Problem to solve: Scan the listing below. Report each line that includes "mona".

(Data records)
====
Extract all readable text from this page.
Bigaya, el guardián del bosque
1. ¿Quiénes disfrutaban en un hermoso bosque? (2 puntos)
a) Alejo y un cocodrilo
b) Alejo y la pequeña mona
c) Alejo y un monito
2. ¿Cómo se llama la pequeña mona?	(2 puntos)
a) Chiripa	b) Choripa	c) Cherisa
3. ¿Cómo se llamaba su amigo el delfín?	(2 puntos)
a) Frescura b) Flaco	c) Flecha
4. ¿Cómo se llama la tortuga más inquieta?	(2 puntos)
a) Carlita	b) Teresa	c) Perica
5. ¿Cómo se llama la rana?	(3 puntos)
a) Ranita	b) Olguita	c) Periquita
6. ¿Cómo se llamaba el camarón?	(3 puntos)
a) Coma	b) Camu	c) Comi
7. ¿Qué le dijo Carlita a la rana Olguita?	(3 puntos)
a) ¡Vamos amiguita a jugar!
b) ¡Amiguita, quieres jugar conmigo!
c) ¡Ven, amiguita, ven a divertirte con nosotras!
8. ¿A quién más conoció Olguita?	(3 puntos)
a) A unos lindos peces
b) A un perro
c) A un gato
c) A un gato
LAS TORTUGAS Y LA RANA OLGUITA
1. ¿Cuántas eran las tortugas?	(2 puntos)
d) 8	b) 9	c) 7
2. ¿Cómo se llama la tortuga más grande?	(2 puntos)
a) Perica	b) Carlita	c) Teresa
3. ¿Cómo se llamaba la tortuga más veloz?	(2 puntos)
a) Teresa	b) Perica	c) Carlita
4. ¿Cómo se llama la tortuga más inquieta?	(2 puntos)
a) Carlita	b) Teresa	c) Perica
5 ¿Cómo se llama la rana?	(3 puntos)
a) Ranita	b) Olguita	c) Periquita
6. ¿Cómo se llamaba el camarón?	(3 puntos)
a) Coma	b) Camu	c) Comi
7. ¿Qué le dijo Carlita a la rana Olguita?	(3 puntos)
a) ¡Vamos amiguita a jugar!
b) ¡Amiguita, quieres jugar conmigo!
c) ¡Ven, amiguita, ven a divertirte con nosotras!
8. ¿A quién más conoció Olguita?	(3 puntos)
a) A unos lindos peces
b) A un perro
====
Finished answer:
b) Alejo y la pequeña mona
2. ¿Cómo se llama la pequeña mona?	(2 puntos)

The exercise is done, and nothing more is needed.